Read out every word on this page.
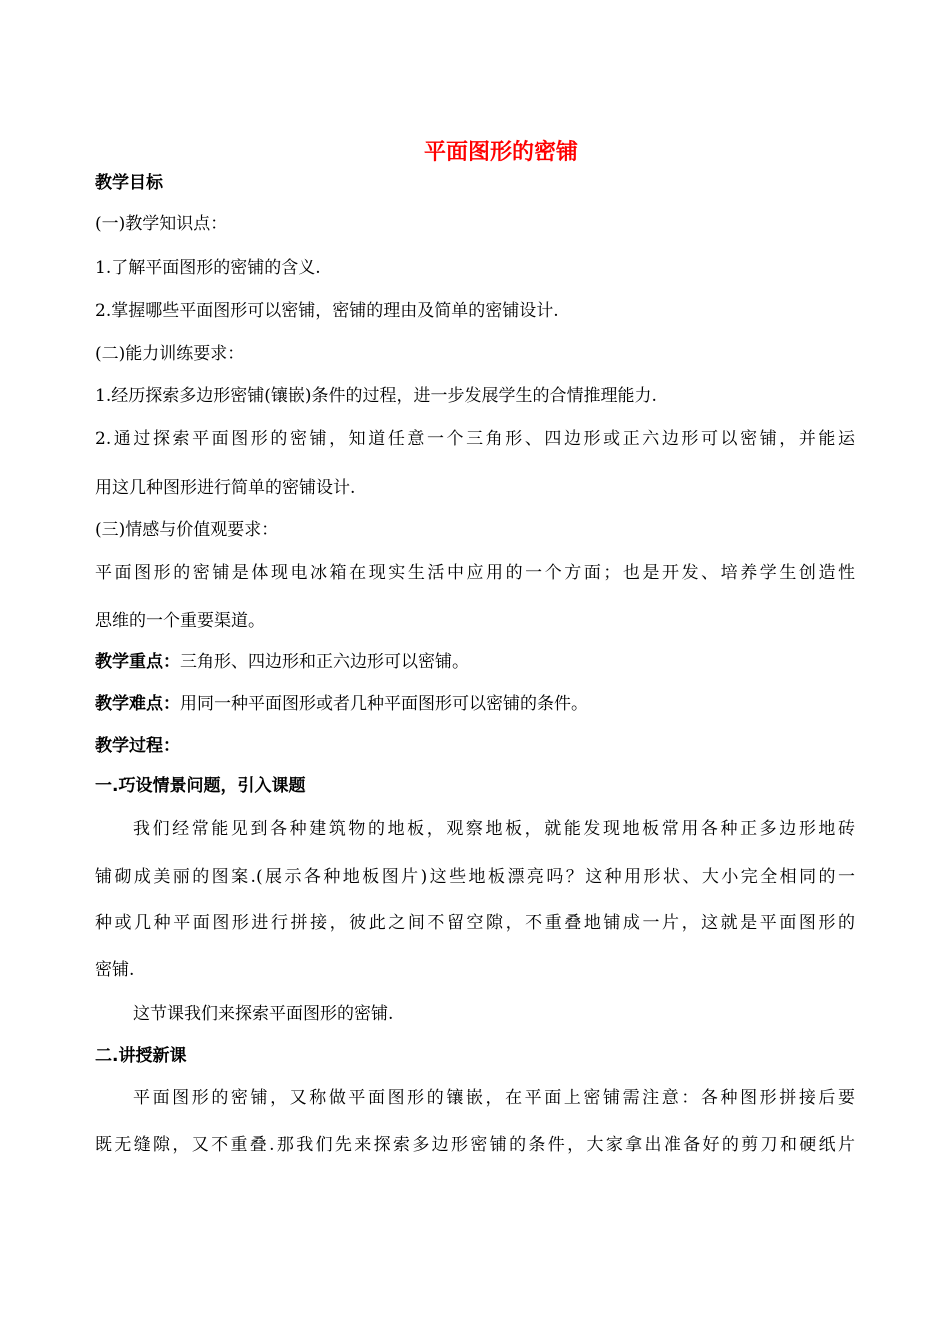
平面图形的密铺
教学目标
(一)教学知识点：
1.了解平面图形的密铺的含义.
2.掌握哪些平面图形可以密铺，密铺的理由及简单的密铺设计.
(二)能力训练要求：
1.经历探索多边形密铺(镶嵌)条件的过程，进一步发展学生的合情推理能力.
2.通过探索平面图形的密铺，知道任意一个三角形、四边形或正六边形可以密铺，并能运
用这几种图形进行简单的密铺设计.
(三)情感与价值观要求：
平面图形的密铺是体现电冰箱在现实生活中应用的一个方面；也是开发、培养学生创造性
思维的一个重要渠道。
教学重点：三角形、四边形和正六边形可以密铺。
教学难点：用同一种平面图形或者几种平面图形可以密铺的条件。
教学过程：
一.巧设情景问题，引入课题
我们经常能见到各种建筑物的地板，观察地板，就能发现地板常用各种正多边形地砖
铺砌成美丽的图案.(展示各种地板图片)这些地板漂亮吗？这种用形状、大小完全相同的一
种或几种平面图形进行拼接，彼此之间不留空隙，不重叠地铺成一片，这就是平面图形的
密铺.
这节课我们来探索平面图形的密铺.
二.讲授新课
平面图形的密铺，又称做平面图形的镶嵌，在平面上密铺需注意：各种图形拼接后要
既无缝隙，又不重叠.那我们先来探索多边形密铺的条件，大家拿出准备好的剪刀和硬纸片
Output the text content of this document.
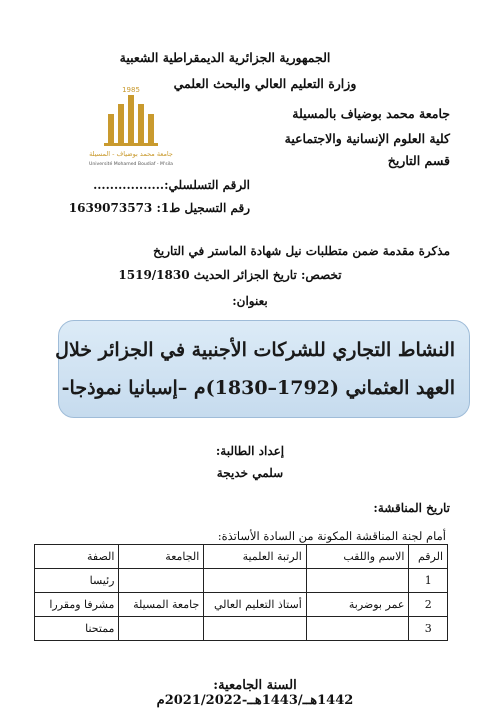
الجمهورية الجزائرية الديمقراطية الشعبية
وزارة التعليم العالي والبحث العلمي
جامعة محمد بوضياف بالمسيلة
كلية العلوم الإنسانية والاجتماعية
قسم التاريخ
1985
جامعة محمد بوضياف - المسيلة
Université Mohamed Boudiaf - M'sila
الرقم التسلسلي:.................
رقم التسجيل ط1: 1639073573
مذكرة مقدمة ضمن متطلبات نيل شهادة الماستر في التاريخ
تخصص: تاريخ الجزائر الحديث 1519/1830
بعنوان:
النشاط التجاري للشركات الأجنبية في الجزائر خلال
العهد العثماني (1792–1830)م –إسبانيا نموذجا-
إعداد الطالبة:
سلمي خديجة
تاريخ المناقشة:
أمام لجنة المناقشة المكونة من السادة الأساتذة:
الرقم	الاسم واللقب	الرتبة العلمية	الجامعة	الصفة
1				رئيسا
2	عمر بوضربة	أستاذ التعليم العالي	جامعة المسيلة	مشرفا ومقررا
3				ممتحنا
السنة الجامعية: 1442هــ/1443هــ-2021/2022م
_ _ _ _
## Given request
Copy out each line in the listing that has the word "التاريخ".

## Expected answer
قسم التاريخ
مذكرة مقدمة ضمن متطلبات نيل شهادة الماستر في التاريخ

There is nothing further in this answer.